[Data entries]

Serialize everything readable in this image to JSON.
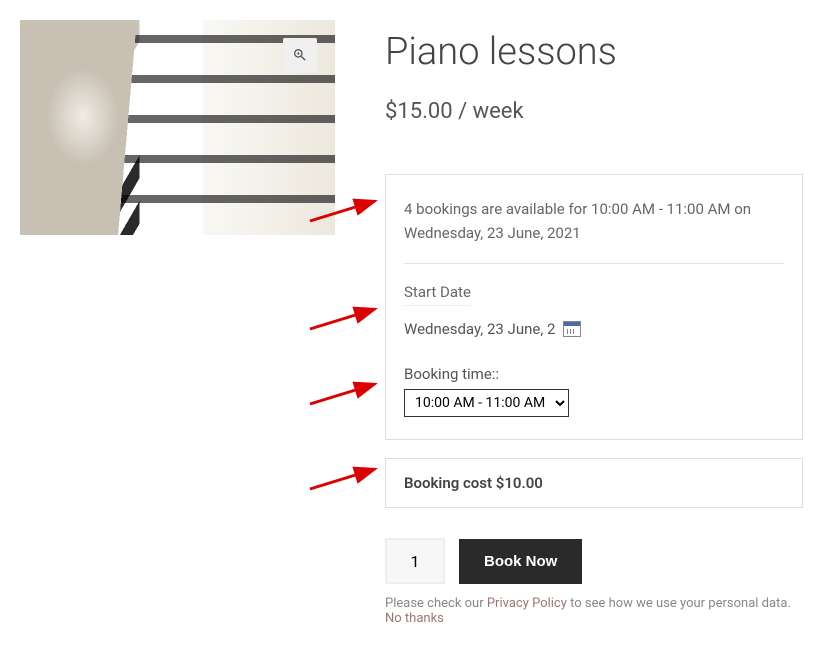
{
  "product": {
    "title": "Piano lessons",
    "price": "$15.00 / week"
  },
  "booking": {
    "availability": "4 bookings are available for 10:00 AM - 11:00 AM on Wednesday, 23 June, 2021",
    "start_date_label": "Start Date",
    "start_date_value": "Wednesday, 23 June, 2",
    "booking_time_label": "Booking time::",
    "booking_time_value": "10:00 AM - 11:00 AM",
    "cost_label": "Booking cost $10.00"
  },
  "actions": {
    "quantity": "1",
    "book_label": "Book Now"
  },
  "privacy": {
    "prefix": "Please check our ",
    "link": "Privacy Policy",
    "suffix": " to see how we use your personal data. ",
    "dismiss": "No thanks"
  }
}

## WHAT YOU SHOULD DO:
Filter the listing above by the word "June"; copy each line that passes.

## SOLVED EXERCISE:
    "availability": "4 bookings are available for 10:00 AM - 11:00 AM on Wednesday, 23 June, 2021",
    "start_date_value": "Wednesday, 23 June, 2",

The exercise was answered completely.